** start **

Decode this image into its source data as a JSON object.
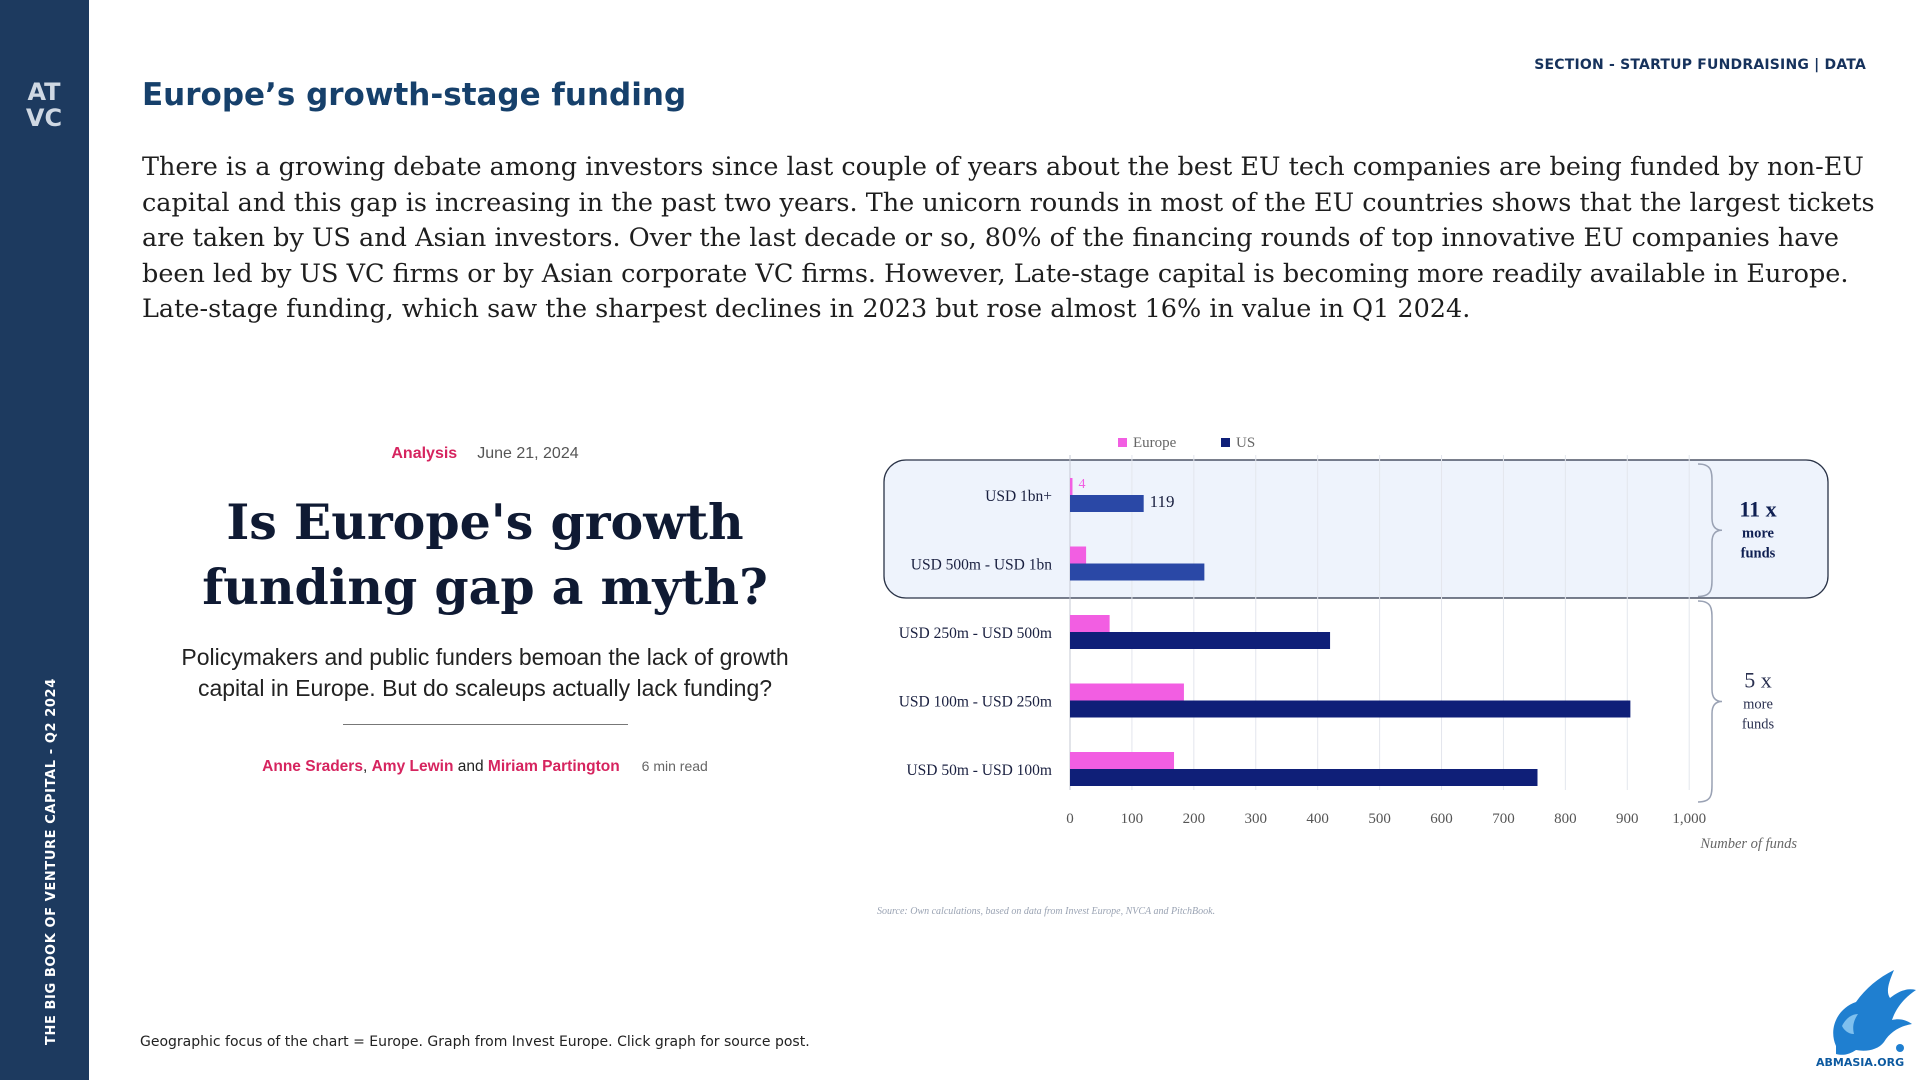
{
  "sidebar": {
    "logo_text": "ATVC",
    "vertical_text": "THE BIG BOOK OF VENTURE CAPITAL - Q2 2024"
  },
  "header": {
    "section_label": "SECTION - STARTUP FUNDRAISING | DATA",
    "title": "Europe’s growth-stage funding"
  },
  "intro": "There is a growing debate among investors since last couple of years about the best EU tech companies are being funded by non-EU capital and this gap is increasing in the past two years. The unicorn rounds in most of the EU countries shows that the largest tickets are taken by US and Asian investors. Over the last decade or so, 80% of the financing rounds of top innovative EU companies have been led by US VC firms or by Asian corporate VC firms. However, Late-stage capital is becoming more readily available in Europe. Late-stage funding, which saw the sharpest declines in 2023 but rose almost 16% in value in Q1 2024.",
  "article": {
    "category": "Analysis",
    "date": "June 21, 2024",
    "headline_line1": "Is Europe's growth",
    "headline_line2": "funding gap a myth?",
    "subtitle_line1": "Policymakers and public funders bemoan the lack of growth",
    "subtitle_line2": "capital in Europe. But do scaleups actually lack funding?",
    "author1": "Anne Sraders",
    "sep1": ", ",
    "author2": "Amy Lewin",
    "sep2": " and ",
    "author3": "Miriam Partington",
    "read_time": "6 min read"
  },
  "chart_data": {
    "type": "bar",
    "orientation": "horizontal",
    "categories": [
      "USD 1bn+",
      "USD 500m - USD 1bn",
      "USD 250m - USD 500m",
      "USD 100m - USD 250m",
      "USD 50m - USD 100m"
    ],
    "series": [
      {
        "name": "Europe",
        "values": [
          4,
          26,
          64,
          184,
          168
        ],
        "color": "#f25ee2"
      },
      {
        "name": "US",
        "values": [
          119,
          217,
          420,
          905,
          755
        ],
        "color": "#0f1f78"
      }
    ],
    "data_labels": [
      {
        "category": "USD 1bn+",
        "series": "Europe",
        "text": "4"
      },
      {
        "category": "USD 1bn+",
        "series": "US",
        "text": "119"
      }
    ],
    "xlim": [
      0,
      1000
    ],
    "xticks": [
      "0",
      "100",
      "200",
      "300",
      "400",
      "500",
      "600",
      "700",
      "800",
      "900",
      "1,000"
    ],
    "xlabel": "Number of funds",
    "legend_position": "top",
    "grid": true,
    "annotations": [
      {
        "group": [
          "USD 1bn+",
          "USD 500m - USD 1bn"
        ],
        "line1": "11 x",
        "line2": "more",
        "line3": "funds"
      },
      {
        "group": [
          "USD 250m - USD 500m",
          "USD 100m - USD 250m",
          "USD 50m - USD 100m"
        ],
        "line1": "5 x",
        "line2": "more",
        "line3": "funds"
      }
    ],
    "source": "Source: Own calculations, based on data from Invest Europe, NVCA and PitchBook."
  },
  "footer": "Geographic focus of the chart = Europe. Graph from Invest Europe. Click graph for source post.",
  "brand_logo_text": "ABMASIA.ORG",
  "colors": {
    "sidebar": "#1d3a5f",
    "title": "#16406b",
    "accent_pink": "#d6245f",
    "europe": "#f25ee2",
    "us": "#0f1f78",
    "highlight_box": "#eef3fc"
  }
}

** end **

WHAT YOU WILL DO:
Copy out each record shown above without alteration, skipping any picture.

RESULT OF THIS TASK:
Decode this image into its source data as a JSON object.
{
  "sidebar": {
    "logo_text": "ATVC",
    "vertical_text": "THE BIG BOOK OF VENTURE CAPITAL - Q2 2024"
  },
  "header": {
    "section_label": "SECTION - STARTUP FUNDRAISING | DATA",
    "title": "Europe’s growth-stage funding"
  },
  "intro": "There is a growing debate among investors since last couple of years about the best EU tech companies are being funded by non-EU capital and this gap is increasing in the past two years. The unicorn rounds in most of the EU countries shows that the largest tickets are taken by US and Asian investors. Over the last decade or so, 80% of the financing rounds of top innovative EU companies have been led by US VC firms or by Asian corporate VC firms. However, Late-stage capital is becoming more readily available in Europe. Late-stage funding, which saw the sharpest declines in 2023 but rose almost 16% in value in Q1 2024.",
  "article": {
    "category": "Analysis",
    "date": "June 21, 2024",
    "headline_line1": "Is Europe's growth",
    "headline_line2": "funding gap a myth?",
    "subtitle_line1": "Policymakers and public funders bemoan the lack of growth",
    "subtitle_line2": "capital in Europe. But do scaleups actually lack funding?",
    "author1": "Anne Sraders",
    "sep1": ", ",
    "author2": "Amy Lewin",
    "sep2": " and ",
    "author3": "Miriam Partington",
    "read_time": "6 min read"
  },
  "chart_data": {
    "type": "bar",
    "orientation": "horizontal",
    "categories": [
      "USD 1bn+",
      "USD 500m - USD 1bn",
      "USD 250m - USD 500m",
      "USD 100m - USD 250m",
      "USD 50m - USD 100m"
    ],
    "series": [
      {
        "name": "Europe",
        "values": [
          4,
          26,
          64,
          184,
          168
        ],
        "color": "#f25ee2"
      },
      {
        "name": "US",
        "values": [
          119,
          217,
          420,
          905,
          755
        ],
        "color": "#0f1f78"
      }
    ],
    "data_labels": [
      {
        "category": "USD 1bn+",
        "series": "Europe",
        "text": "4"
      },
      {
        "category": "USD 1bn+",
        "series": "US",
        "text": "119"
      }
    ],
    "xlim": [
      0,
      1000
    ],
    "xticks": [
      "0",
      "100",
      "200",
      "300",
      "400",
      "500",
      "600",
      "700",
      "800",
      "900",
      "1,000"
    ],
    "xlabel": "Number of funds",
    "legend_position": "top",
    "grid": true,
    "annotations": [
      {
        "group": [
          "USD 1bn+",
          "USD 500m - USD 1bn"
        ],
        "line1": "11 x",
        "line2": "more",
        "line3": "funds"
      },
      {
        "group": [
          "USD 250m - USD 500m",
          "USD 100m - USD 250m",
          "USD 50m - USD 100m"
        ],
        "line1": "5 x",
        "line2": "more",
        "line3": "funds"
      }
    ],
    "source": "Source: Own calculations, based on data from Invest Europe, NVCA and PitchBook."
  },
  "footer": "Geographic focus of the chart = Europe. Graph from Invest Europe. Click graph for source post.",
  "brand_logo_text": "ABMASIA.ORG",
  "colors": {
    "sidebar": "#1d3a5f",
    "title": "#16406b",
    "accent_pink": "#d6245f",
    "europe": "#f25ee2",
    "us": "#0f1f78",
    "highlight_box": "#eef3fc"
  }
}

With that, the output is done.